Figure dataset records
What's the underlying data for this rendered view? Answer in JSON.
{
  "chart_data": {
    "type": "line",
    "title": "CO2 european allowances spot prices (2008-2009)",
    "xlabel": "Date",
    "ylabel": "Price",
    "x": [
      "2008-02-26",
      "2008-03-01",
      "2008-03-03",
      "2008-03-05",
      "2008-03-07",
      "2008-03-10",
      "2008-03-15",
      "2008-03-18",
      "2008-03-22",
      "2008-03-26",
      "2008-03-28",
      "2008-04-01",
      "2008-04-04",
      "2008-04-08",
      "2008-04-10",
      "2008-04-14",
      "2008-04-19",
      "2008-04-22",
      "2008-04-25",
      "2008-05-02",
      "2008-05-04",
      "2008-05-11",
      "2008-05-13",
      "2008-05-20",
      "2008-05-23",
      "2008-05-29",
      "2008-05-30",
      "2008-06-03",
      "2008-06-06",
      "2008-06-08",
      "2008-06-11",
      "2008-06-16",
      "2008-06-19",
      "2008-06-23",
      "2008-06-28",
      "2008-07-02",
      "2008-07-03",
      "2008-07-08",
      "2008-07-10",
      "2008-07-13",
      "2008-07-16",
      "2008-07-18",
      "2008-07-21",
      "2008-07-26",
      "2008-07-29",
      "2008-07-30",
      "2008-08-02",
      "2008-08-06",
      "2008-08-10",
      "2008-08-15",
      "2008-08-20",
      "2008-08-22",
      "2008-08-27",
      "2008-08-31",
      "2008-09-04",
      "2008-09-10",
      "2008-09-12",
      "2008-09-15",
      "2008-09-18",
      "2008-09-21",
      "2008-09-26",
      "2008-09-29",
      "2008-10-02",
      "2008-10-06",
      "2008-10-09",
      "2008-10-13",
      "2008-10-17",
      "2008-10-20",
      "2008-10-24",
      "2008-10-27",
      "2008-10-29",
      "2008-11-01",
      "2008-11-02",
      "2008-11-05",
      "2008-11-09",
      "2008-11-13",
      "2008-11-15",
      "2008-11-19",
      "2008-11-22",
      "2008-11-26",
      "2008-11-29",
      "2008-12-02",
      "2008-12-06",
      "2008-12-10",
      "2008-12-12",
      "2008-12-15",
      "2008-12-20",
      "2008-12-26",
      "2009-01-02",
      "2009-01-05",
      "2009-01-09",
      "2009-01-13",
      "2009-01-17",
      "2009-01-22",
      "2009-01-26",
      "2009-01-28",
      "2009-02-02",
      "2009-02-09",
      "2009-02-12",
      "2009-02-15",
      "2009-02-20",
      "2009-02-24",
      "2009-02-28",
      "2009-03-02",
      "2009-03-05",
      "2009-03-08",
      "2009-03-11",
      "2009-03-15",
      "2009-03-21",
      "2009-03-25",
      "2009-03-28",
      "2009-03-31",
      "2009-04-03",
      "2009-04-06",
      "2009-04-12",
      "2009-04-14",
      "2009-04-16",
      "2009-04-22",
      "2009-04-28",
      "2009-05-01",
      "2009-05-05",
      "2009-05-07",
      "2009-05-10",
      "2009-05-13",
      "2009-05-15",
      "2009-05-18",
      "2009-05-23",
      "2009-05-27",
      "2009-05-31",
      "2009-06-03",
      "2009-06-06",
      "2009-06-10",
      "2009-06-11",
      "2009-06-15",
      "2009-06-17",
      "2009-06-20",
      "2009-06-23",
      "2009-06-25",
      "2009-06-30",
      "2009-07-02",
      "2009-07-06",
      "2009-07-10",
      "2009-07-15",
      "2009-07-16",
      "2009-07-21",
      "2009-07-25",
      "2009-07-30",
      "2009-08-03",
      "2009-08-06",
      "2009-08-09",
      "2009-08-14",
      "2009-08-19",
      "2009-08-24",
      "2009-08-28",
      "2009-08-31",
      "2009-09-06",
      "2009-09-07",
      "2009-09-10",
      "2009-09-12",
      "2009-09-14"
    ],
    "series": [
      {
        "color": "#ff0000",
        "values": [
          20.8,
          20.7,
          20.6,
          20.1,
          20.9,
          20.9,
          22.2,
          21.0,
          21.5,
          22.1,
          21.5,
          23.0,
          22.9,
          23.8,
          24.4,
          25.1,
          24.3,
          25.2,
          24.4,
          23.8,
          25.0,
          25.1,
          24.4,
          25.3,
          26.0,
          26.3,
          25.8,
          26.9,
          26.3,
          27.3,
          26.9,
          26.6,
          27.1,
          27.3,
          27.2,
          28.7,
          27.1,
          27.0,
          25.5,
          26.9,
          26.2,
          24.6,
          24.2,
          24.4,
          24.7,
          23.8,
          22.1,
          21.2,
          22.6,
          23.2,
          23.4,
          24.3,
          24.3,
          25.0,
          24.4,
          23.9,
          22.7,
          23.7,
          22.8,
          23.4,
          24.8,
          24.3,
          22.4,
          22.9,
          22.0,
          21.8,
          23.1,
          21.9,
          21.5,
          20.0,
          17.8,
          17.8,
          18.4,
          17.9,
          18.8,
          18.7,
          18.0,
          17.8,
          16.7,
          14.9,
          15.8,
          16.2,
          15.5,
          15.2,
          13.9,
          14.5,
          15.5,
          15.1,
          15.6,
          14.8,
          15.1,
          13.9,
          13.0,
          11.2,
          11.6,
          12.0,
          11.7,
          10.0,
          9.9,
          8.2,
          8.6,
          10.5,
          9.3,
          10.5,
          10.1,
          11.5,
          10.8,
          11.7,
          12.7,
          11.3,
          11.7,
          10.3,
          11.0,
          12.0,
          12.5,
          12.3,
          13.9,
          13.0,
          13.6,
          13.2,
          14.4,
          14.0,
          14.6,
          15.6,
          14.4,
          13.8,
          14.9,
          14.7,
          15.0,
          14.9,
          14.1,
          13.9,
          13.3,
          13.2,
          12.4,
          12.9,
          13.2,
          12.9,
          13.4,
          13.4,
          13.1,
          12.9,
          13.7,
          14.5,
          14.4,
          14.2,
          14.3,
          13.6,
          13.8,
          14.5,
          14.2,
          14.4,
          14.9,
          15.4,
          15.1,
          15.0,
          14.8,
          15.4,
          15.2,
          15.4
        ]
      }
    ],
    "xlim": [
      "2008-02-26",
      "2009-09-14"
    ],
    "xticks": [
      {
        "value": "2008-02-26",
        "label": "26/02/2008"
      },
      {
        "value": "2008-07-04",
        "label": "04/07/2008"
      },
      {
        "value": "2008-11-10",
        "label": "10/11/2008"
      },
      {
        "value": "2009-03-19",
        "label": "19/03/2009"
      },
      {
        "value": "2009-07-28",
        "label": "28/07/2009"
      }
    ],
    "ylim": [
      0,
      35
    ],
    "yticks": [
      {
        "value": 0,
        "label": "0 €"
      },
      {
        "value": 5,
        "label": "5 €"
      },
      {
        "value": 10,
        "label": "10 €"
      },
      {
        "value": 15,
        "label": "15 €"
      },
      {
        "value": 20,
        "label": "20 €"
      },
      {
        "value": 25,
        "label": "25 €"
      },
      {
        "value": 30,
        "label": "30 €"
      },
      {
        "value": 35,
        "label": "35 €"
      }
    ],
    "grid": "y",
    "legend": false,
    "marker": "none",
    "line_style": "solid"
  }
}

> _Set exercise_: Please output every record, keeping each line exact.

> _Response below_:
What's the underlying data for this rendered view? Answer in JSON.
{
  "chart_data": {
    "type": "line",
    "title": "CO2 european allowances spot prices (2008-2009)",
    "xlabel": "Date",
    "ylabel": "Price",
    "x": [
      "2008-02-26",
      "2008-03-01",
      "2008-03-03",
      "2008-03-05",
      "2008-03-07",
      "2008-03-10",
      "2008-03-15",
      "2008-03-18",
      "2008-03-22",
      "2008-03-26",
      "2008-03-28",
      "2008-04-01",
      "2008-04-04",
      "2008-04-08",
      "2008-04-10",
      "2008-04-14",
      "2008-04-19",
      "2008-04-22",
      "2008-04-25",
      "2008-05-02",
      "2008-05-04",
      "2008-05-11",
      "2008-05-13",
      "2008-05-20",
      "2008-05-23",
      "2008-05-29",
      "2008-05-30",
      "2008-06-03",
      "2008-06-06",
      "2008-06-08",
      "2008-06-11",
      "2008-06-16",
      "2008-06-19",
      "2008-06-23",
      "2008-06-28",
      "2008-07-02",
      "2008-07-03",
      "2008-07-08",
      "2008-07-10",
      "2008-07-13",
      "2008-07-16",
      "2008-07-18",
      "2008-07-21",
      "2008-07-26",
      "2008-07-29",
      "2008-07-30",
      "2008-08-02",
      "2008-08-06",
      "2008-08-10",
      "2008-08-15",
      "2008-08-20",
      "2008-08-22",
      "2008-08-27",
      "2008-08-31",
      "2008-09-04",
      "2008-09-10",
      "2008-09-12",
      "2008-09-15",
      "2008-09-18",
      "2008-09-21",
      "2008-09-26",
      "2008-09-29",
      "2008-10-02",
      "2008-10-06",
      "2008-10-09",
      "2008-10-13",
      "2008-10-17",
      "2008-10-20",
      "2008-10-24",
      "2008-10-27",
      "2008-10-29",
      "2008-11-01",
      "2008-11-02",
      "2008-11-05",
      "2008-11-09",
      "2008-11-13",
      "2008-11-15",
      "2008-11-19",
      "2008-11-22",
      "2008-11-26",
      "2008-11-29",
      "2008-12-02",
      "2008-12-06",
      "2008-12-10",
      "2008-12-12",
      "2008-12-15",
      "2008-12-20",
      "2008-12-26",
      "2009-01-02",
      "2009-01-05",
      "2009-01-09",
      "2009-01-13",
      "2009-01-17",
      "2009-01-22",
      "2009-01-26",
      "2009-01-28",
      "2009-02-02",
      "2009-02-09",
      "2009-02-12",
      "2009-02-15",
      "2009-02-20",
      "2009-02-24",
      "2009-02-28",
      "2009-03-02",
      "2009-03-05",
      "2009-03-08",
      "2009-03-11",
      "2009-03-15",
      "2009-03-21",
      "2009-03-25",
      "2009-03-28",
      "2009-03-31",
      "2009-04-03",
      "2009-04-06",
      "2009-04-12",
      "2009-04-14",
      "2009-04-16",
      "2009-04-22",
      "2009-04-28",
      "2009-05-01",
      "2009-05-05",
      "2009-05-07",
      "2009-05-10",
      "2009-05-13",
      "2009-05-15",
      "2009-05-18",
      "2009-05-23",
      "2009-05-27",
      "2009-05-31",
      "2009-06-03",
      "2009-06-06",
      "2009-06-10",
      "2009-06-11",
      "2009-06-15",
      "2009-06-17",
      "2009-06-20",
      "2009-06-23",
      "2009-06-25",
      "2009-06-30",
      "2009-07-02",
      "2009-07-06",
      "2009-07-10",
      "2009-07-15",
      "2009-07-16",
      "2009-07-21",
      "2009-07-25",
      "2009-07-30",
      "2009-08-03",
      "2009-08-06",
      "2009-08-09",
      "2009-08-14",
      "2009-08-19",
      "2009-08-24",
      "2009-08-28",
      "2009-08-31",
      "2009-09-06",
      "2009-09-07",
      "2009-09-10",
      "2009-09-12",
      "2009-09-14"
    ],
    "series": [
      {
        "color": "#ff0000",
        "values": [
          20.8,
          20.7,
          20.6,
          20.1,
          20.9,
          20.9,
          22.2,
          21.0,
          21.5,
          22.1,
          21.5,
          23.0,
          22.9,
          23.8,
          24.4,
          25.1,
          24.3,
          25.2,
          24.4,
          23.8,
          25.0,
          25.1,
          24.4,
          25.3,
          26.0,
          26.3,
          25.8,
          26.9,
          26.3,
          27.3,
          26.9,
          26.6,
          27.1,
          27.3,
          27.2,
          28.7,
          27.1,
          27.0,
          25.5,
          26.9,
          26.2,
          24.6,
          24.2,
          24.4,
          24.7,
          23.8,
          22.1,
          21.2,
          22.6,
          23.2,
          23.4,
          24.3,
          24.3,
          25.0,
          24.4,
          23.9,
          22.7,
          23.7,
          22.8,
          23.4,
          24.8,
          24.3,
          22.4,
          22.9,
          22.0,
          21.8,
          23.1,
          21.9,
          21.5,
          20.0,
          17.8,
          17.8,
          18.4,
          17.9,
          18.8,
          18.7,
          18.0,
          17.8,
          16.7,
          14.9,
          15.8,
          16.2,
          15.5,
          15.2,
          13.9,
          14.5,
          15.5,
          15.1,
          15.6,
          14.8,
          15.1,
          13.9,
          13.0,
          11.2,
          11.6,
          12.0,
          11.7,
          10.0,
          9.9,
          8.2,
          8.6,
          10.5,
          9.3,
          10.5,
          10.1,
          11.5,
          10.8,
          11.7,
          12.7,
          11.3,
          11.7,
          10.3,
          11.0,
          12.0,
          12.5,
          12.3,
          13.9,
          13.0,
          13.6,
          13.2,
          14.4,
          14.0,
          14.6,
          15.6,
          14.4,
          13.8,
          14.9,
          14.7,
          15.0,
          14.9,
          14.1,
          13.9,
          13.3,
          13.2,
          12.4,
          12.9,
          13.2,
          12.9,
          13.4,
          13.4,
          13.1,
          12.9,
          13.7,
          14.5,
          14.4,
          14.2,
          14.3,
          13.6,
          13.8,
          14.5,
          14.2,
          14.4,
          14.9,
          15.4,
          15.1,
          15.0,
          14.8,
          15.4,
          15.2,
          15.4
        ]
      }
    ],
    "xlim": [
      "2008-02-26",
      "2009-09-14"
    ],
    "xticks": [
      {
        "value": "2008-02-26",
        "label": "26/02/2008"
      },
      {
        "value": "2008-07-04",
        "label": "04/07/2008"
      },
      {
        "value": "2008-11-10",
        "label": "10/11/2008"
      },
      {
        "value": "2009-03-19",
        "label": "19/03/2009"
      },
      {
        "value": "2009-07-28",
        "label": "28/07/2009"
      }
    ],
    "ylim": [
      0,
      35
    ],
    "yticks": [
      {
        "value": 0,
        "label": "0 €"
      },
      {
        "value": 5,
        "label": "5 €"
      },
      {
        "value": 10,
        "label": "10 €"
      },
      {
        "value": 15,
        "label": "15 €"
      },
      {
        "value": 20,
        "label": "20 €"
      },
      {
        "value": 25,
        "label": "25 €"
      },
      {
        "value": 30,
        "label": "30 €"
      },
      {
        "value": 35,
        "label": "35 €"
      }
    ],
    "grid": "y",
    "legend": false,
    "marker": "none",
    "line_style": "solid"
  }
}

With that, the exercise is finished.